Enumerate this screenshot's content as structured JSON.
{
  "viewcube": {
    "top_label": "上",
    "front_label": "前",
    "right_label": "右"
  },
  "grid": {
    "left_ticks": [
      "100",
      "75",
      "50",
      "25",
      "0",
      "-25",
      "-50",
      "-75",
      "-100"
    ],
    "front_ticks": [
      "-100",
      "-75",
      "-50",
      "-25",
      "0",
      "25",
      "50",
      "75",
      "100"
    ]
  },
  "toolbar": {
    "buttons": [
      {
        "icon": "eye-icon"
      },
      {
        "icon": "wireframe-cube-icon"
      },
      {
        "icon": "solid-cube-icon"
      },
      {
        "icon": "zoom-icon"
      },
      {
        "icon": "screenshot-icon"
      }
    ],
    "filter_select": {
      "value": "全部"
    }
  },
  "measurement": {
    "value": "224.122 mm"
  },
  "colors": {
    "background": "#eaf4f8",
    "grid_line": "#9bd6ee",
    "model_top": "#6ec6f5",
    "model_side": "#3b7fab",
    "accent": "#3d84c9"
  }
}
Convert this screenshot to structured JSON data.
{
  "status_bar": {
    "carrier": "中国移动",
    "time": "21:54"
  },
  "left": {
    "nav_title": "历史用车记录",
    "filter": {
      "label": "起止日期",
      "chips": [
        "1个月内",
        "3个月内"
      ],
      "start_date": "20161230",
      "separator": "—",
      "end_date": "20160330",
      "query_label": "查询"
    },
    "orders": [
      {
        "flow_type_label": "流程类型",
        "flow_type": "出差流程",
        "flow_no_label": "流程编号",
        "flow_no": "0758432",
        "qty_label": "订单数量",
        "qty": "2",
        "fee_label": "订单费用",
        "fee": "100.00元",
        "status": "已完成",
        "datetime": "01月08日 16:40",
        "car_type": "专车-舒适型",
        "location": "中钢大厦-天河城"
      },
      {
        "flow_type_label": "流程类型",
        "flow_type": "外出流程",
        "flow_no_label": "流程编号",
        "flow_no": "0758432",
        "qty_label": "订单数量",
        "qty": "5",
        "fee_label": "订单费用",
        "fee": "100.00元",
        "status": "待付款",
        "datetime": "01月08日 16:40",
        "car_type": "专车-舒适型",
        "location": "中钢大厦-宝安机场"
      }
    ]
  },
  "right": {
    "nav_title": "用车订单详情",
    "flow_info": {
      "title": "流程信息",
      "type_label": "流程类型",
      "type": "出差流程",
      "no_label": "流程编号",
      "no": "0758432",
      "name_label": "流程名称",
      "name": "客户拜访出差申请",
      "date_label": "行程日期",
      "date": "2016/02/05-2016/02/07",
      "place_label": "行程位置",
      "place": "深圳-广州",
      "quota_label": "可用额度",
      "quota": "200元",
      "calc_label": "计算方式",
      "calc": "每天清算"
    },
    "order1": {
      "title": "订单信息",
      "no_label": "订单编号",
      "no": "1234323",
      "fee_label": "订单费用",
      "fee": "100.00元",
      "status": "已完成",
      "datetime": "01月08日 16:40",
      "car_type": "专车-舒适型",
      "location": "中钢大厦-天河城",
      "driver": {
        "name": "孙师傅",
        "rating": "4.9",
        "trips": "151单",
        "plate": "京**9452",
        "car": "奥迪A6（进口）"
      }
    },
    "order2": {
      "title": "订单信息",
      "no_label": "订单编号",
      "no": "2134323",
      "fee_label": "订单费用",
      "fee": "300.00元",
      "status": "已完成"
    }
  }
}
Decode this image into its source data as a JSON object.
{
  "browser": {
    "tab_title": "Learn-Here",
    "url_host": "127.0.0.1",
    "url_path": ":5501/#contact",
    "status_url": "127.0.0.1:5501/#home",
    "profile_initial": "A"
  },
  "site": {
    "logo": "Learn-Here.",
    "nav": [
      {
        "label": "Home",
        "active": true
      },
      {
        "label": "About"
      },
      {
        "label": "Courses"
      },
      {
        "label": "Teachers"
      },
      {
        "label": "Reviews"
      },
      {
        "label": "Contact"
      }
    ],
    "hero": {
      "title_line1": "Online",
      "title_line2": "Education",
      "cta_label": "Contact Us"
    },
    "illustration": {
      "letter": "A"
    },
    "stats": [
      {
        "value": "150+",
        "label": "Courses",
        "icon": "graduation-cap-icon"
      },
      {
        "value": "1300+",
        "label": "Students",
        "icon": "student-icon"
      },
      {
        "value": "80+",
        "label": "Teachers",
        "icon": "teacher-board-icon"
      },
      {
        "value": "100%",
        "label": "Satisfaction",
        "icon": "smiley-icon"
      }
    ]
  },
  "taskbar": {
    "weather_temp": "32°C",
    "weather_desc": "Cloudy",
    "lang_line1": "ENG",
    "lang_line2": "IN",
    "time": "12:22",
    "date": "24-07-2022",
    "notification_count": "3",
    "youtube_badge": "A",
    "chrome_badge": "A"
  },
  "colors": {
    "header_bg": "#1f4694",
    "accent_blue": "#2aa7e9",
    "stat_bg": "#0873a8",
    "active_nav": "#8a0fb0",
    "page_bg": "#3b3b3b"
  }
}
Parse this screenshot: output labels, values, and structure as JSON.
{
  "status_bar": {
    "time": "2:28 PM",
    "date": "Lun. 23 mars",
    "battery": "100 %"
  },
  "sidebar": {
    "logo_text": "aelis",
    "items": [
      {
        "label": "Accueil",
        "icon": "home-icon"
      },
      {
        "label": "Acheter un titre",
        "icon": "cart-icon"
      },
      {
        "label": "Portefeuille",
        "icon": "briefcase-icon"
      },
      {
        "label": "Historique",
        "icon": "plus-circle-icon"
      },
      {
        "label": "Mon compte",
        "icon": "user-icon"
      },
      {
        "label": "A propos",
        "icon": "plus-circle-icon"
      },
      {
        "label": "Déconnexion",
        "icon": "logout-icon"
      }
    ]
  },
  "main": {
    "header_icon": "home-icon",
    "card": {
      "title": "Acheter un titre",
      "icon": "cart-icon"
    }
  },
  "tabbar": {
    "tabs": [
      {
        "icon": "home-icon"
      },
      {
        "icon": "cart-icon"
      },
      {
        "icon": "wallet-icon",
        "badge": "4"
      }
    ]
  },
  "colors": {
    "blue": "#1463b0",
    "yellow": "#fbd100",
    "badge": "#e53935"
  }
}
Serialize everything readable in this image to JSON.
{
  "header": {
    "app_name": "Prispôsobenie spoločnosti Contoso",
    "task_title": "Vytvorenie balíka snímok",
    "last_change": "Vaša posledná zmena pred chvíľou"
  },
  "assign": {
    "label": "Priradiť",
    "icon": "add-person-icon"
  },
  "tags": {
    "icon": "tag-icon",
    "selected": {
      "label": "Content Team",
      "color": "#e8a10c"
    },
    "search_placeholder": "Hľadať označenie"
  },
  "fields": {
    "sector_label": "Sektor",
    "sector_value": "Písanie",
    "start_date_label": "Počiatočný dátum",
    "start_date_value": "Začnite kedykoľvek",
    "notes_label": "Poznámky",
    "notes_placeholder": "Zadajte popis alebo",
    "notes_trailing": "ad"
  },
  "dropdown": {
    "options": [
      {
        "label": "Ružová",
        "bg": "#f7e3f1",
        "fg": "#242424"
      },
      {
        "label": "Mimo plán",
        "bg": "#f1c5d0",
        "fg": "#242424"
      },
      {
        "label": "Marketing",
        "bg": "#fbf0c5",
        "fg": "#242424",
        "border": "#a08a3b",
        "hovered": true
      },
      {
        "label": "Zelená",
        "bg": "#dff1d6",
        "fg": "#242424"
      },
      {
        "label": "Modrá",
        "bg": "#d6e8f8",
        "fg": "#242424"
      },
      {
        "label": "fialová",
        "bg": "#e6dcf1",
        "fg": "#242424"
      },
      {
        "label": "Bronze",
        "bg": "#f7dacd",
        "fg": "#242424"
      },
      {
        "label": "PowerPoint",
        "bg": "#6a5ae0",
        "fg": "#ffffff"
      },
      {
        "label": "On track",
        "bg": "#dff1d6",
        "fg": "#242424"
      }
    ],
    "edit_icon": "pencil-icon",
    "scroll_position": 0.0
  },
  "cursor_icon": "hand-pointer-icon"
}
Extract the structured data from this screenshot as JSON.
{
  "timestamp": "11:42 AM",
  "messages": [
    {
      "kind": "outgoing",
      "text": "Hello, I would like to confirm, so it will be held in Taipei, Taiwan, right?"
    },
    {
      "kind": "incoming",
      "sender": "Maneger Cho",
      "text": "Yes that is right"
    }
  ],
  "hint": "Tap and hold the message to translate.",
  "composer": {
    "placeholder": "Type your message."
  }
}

Exercise objective -> Could you give again exactly the lines from the line containing "Extract the structured" through the final line of the data above, and no others?

Response ->
Extract the structured data from this screenshot as JSON.
{
  "timestamp": "11:42 AM",
  "messages": [
    {
      "kind": "outgoing",
      "text": "Hello, I would like to confirm, so it will be held in Taipei, Taiwan, right?"
    },
    {
      "kind": "incoming",
      "sender": "Maneger Cho",
      "text": "Yes that is right"
    }
  ],
  "hint": "Tap and hold the message to translate.",
  "composer": {
    "placeholder": "Type your message."
  }
}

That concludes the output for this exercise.